━━━━━ Data to use

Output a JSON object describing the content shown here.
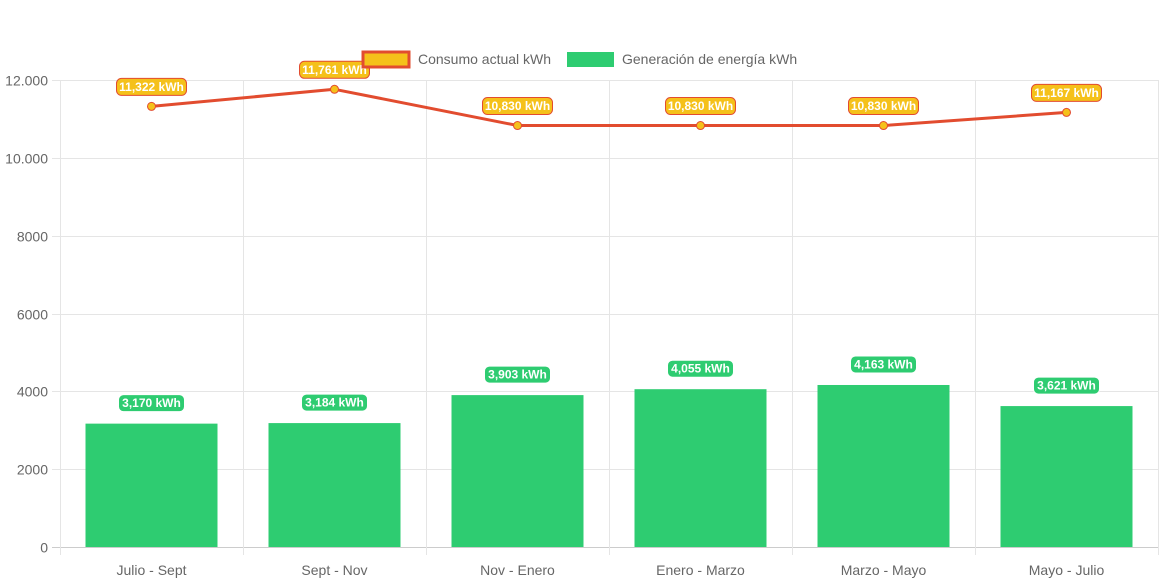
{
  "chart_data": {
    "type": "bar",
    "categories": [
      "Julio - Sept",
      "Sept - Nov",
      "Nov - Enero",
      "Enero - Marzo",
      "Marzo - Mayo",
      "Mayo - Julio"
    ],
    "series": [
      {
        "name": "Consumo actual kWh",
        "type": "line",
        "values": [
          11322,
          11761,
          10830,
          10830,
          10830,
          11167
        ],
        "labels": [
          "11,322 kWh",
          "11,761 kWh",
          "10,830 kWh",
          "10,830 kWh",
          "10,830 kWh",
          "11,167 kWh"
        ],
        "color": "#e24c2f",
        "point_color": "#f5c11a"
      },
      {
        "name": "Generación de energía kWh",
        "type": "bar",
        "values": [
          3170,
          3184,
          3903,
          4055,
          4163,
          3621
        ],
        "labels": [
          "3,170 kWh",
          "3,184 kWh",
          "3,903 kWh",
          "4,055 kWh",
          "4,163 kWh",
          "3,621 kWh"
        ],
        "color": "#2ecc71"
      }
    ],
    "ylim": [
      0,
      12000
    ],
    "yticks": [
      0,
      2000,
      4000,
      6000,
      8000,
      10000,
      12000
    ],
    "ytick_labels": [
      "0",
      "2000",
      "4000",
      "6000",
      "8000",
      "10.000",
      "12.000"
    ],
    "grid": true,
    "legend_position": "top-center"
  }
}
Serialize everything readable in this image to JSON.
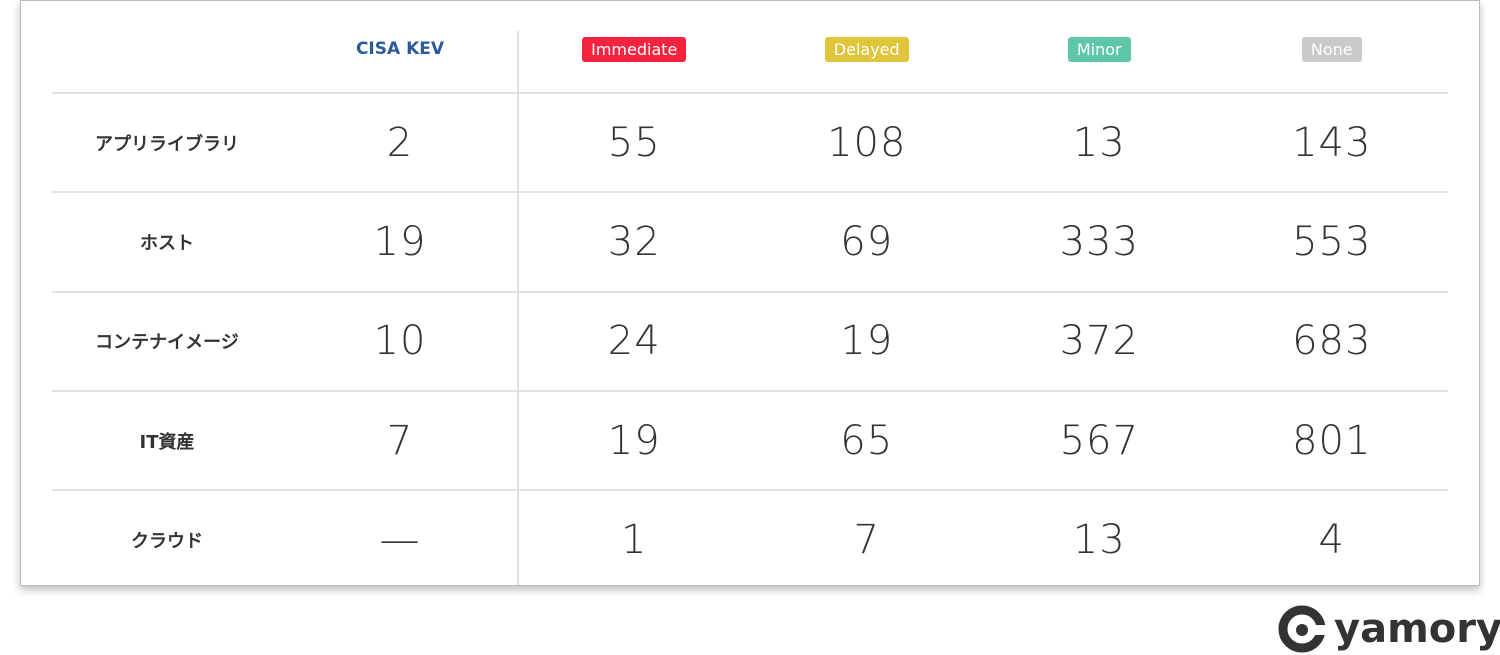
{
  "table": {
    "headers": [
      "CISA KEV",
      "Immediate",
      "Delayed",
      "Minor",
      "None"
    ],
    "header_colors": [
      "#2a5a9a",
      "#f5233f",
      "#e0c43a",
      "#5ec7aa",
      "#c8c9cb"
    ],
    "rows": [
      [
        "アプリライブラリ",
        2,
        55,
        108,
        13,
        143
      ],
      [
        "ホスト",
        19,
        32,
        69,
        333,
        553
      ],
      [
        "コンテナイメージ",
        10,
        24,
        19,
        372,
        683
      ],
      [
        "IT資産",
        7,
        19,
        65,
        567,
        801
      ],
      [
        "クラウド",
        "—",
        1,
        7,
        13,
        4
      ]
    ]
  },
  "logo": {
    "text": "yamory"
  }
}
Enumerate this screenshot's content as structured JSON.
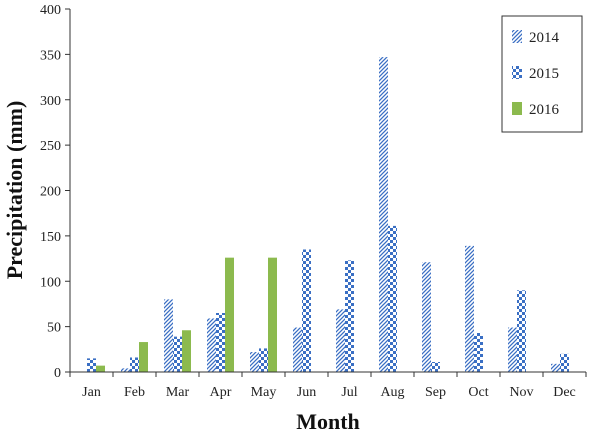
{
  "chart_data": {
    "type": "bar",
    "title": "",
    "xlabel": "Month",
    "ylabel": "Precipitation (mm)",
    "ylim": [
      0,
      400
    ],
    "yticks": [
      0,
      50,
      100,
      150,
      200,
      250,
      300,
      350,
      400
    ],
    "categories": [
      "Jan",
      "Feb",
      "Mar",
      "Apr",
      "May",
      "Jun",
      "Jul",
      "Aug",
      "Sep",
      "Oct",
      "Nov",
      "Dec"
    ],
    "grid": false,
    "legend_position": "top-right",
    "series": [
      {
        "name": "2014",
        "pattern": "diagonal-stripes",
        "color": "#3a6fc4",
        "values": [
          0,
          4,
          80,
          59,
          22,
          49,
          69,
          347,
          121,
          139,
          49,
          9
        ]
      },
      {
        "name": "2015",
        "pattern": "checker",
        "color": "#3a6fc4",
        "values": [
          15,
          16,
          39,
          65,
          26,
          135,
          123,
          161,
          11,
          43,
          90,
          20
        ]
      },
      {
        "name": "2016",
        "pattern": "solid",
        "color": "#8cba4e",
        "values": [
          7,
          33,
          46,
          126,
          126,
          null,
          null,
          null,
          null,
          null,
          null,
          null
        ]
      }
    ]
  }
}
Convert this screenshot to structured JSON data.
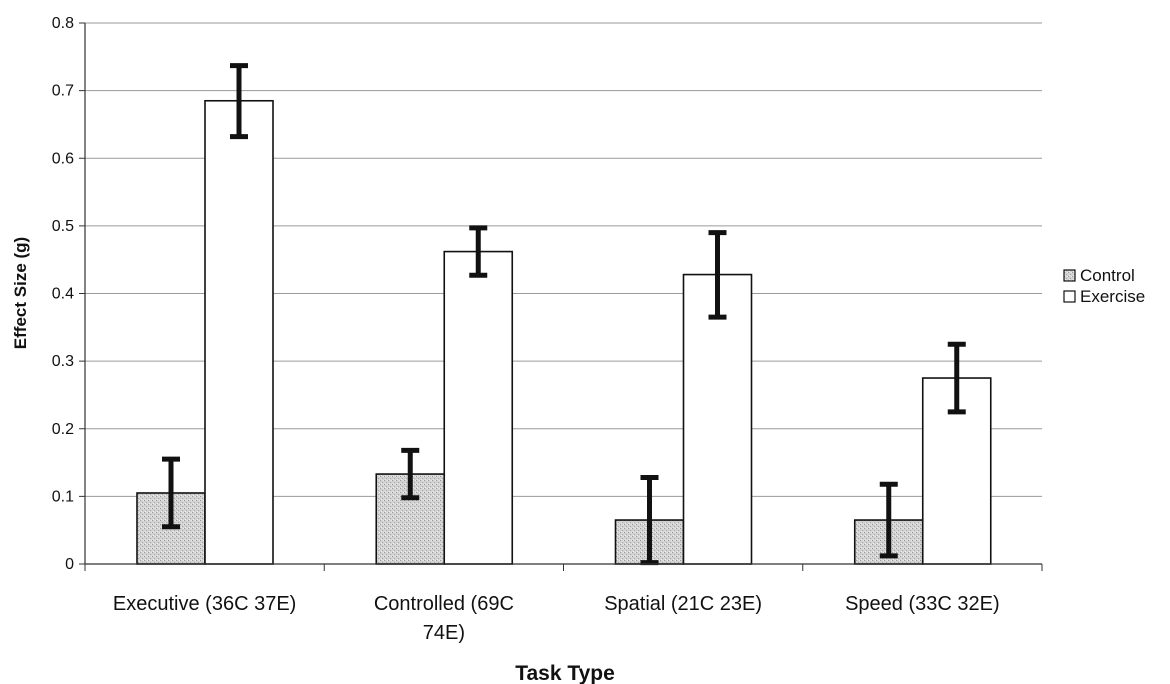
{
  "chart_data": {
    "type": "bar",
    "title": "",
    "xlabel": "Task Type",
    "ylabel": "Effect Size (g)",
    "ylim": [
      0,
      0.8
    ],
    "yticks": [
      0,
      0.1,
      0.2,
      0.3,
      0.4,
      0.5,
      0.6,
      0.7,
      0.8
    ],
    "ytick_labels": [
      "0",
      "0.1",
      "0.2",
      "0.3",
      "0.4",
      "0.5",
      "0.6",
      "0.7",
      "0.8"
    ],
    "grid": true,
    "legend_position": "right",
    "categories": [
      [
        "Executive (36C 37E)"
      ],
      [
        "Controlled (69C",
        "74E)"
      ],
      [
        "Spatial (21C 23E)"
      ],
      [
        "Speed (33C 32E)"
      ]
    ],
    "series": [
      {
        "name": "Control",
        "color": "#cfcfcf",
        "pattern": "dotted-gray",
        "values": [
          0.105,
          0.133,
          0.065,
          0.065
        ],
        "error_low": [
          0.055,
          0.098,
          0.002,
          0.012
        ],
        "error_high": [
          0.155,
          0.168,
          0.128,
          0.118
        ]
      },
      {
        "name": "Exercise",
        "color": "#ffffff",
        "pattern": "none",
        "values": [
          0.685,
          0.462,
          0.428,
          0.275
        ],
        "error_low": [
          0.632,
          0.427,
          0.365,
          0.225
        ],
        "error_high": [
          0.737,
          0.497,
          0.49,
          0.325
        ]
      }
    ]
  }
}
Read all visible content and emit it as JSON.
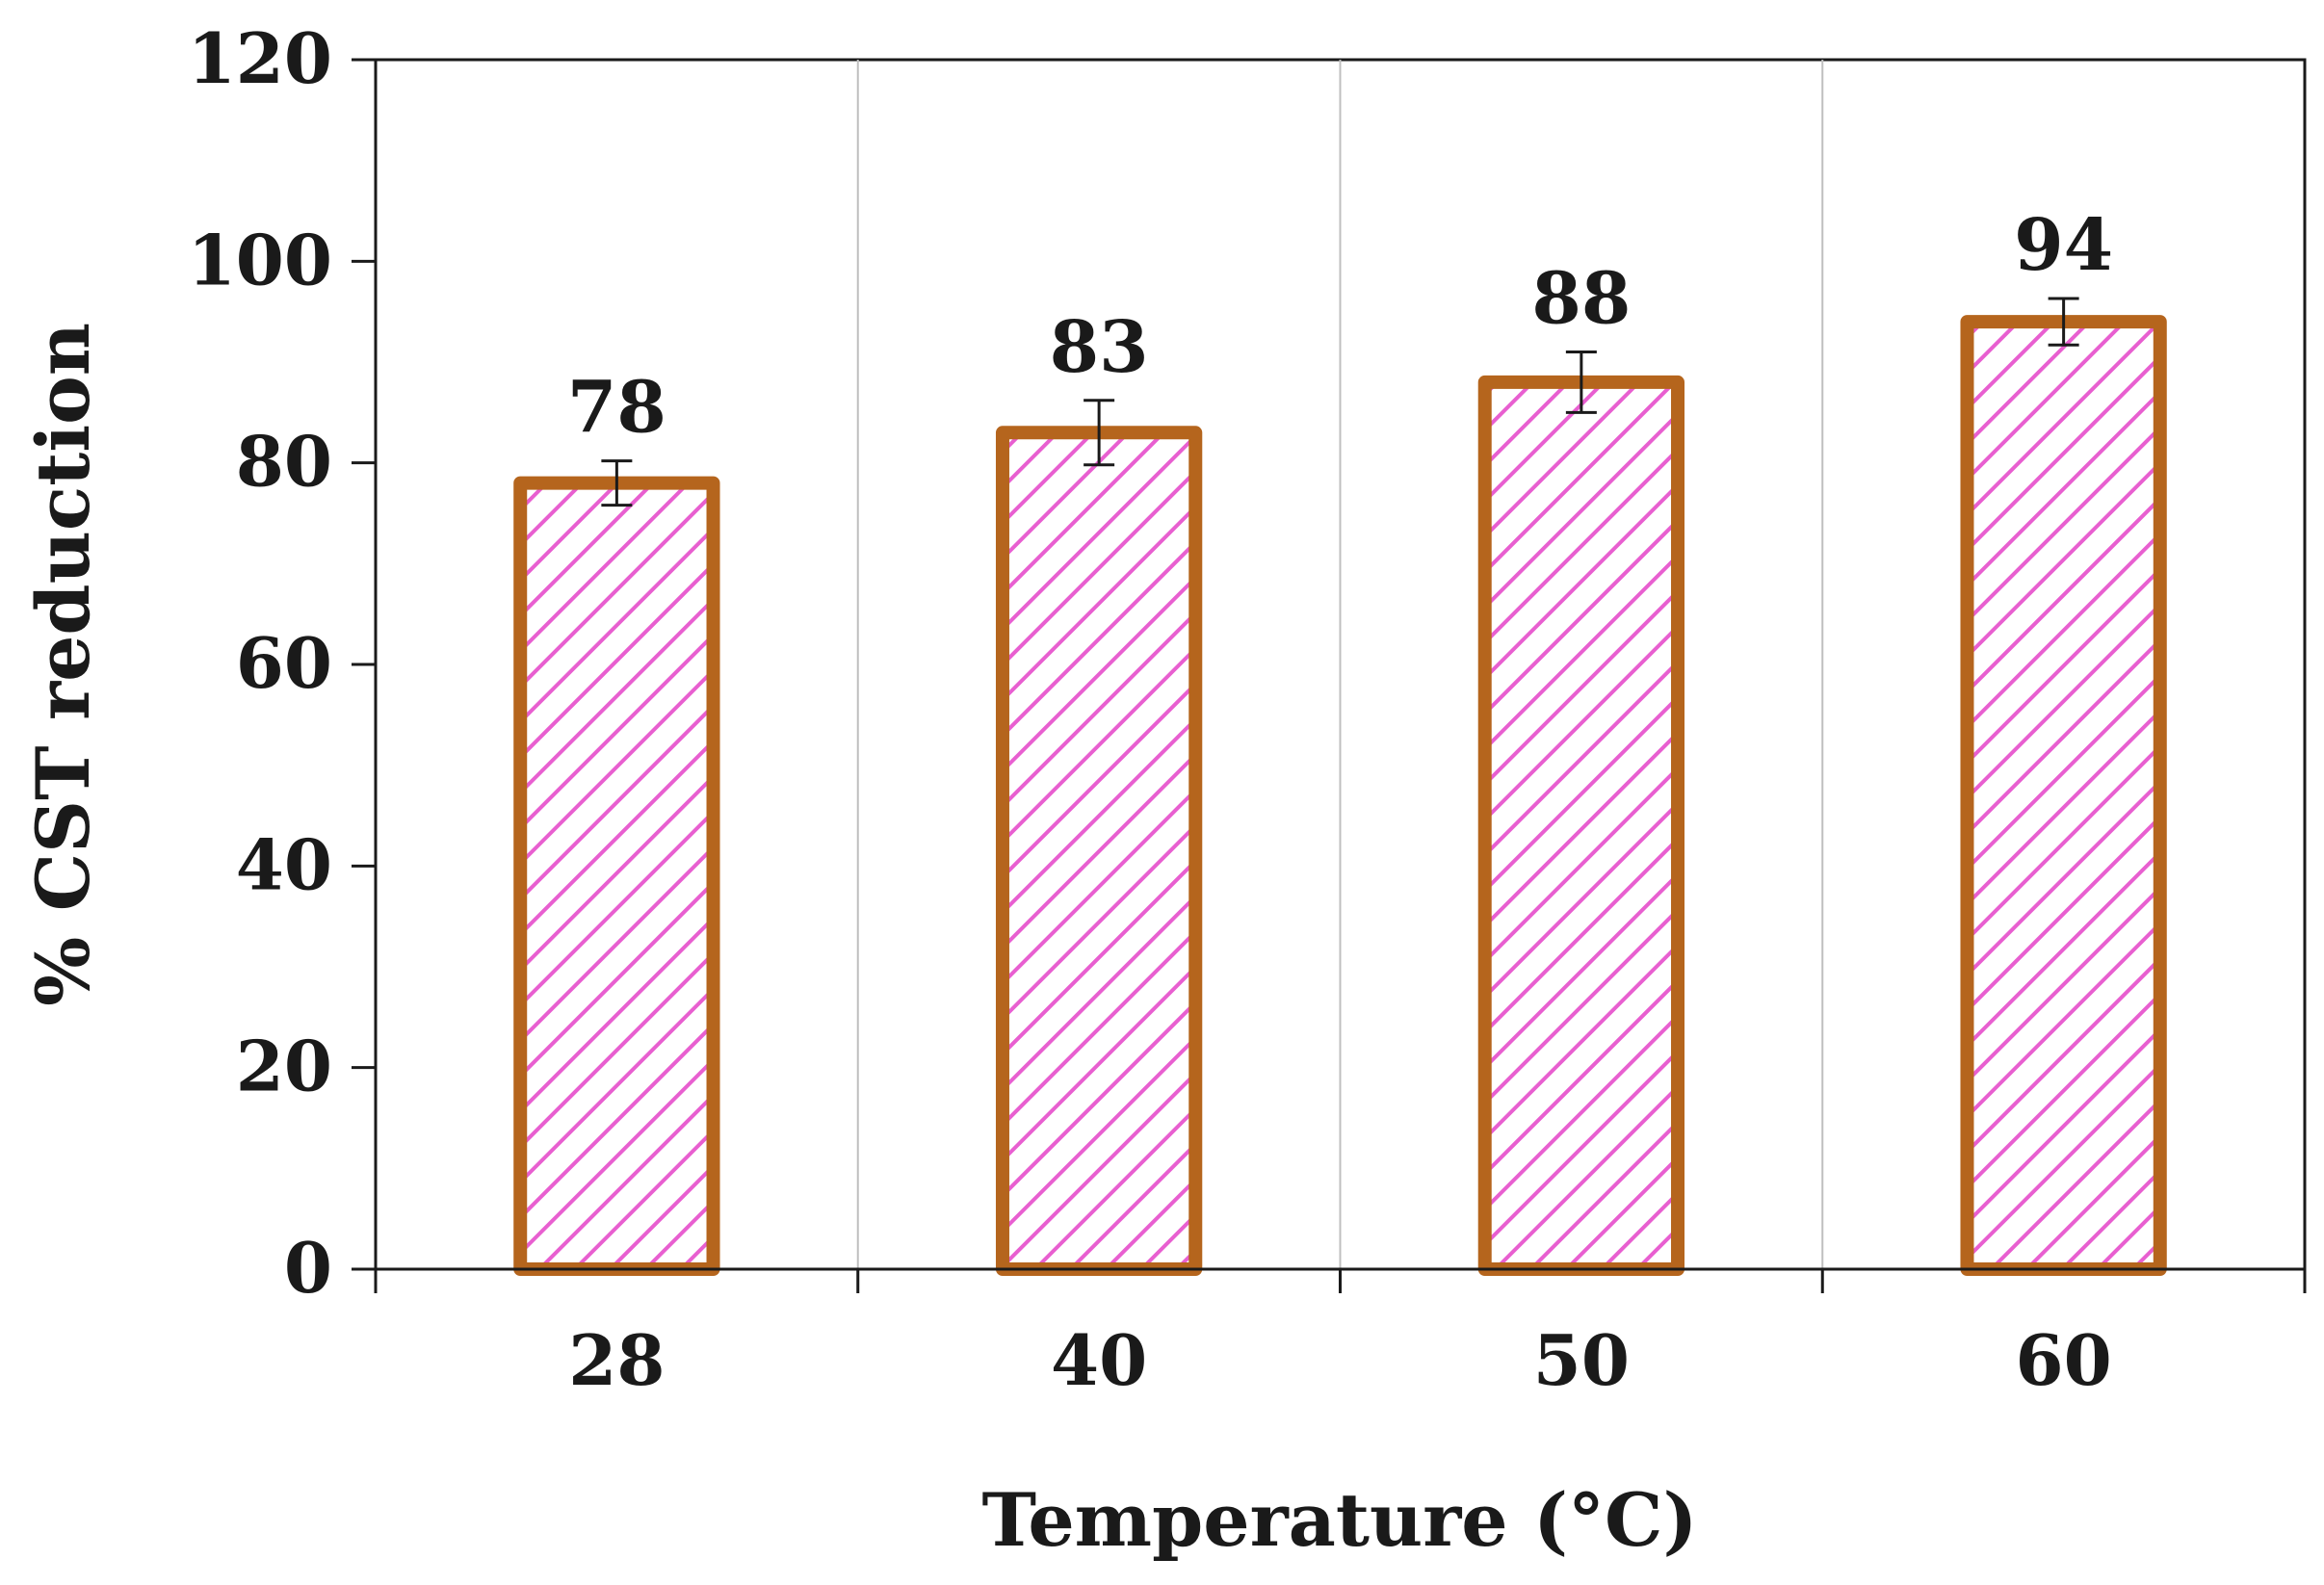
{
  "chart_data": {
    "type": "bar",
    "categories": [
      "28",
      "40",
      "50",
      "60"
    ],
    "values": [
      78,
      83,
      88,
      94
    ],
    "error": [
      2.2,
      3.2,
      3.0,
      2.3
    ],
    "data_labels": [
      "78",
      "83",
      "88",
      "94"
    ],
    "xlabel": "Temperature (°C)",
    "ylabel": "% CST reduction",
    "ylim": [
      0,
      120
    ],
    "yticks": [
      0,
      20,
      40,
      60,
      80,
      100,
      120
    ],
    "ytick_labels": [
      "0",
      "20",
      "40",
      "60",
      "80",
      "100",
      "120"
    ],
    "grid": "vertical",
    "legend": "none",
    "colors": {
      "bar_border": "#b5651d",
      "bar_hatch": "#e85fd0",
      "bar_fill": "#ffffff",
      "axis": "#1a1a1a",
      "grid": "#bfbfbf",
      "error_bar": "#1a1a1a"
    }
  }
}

━━━━━━━━━━

◆ **Task directions**: Go through the material and copy out every line with "ylabel" in it.

◆ **Answer to the exercise**:
    "ylabel": "Precipitation (mm)",
    "ylabel": "Effect Size (g)",
    "ylabel": "% CST reduction",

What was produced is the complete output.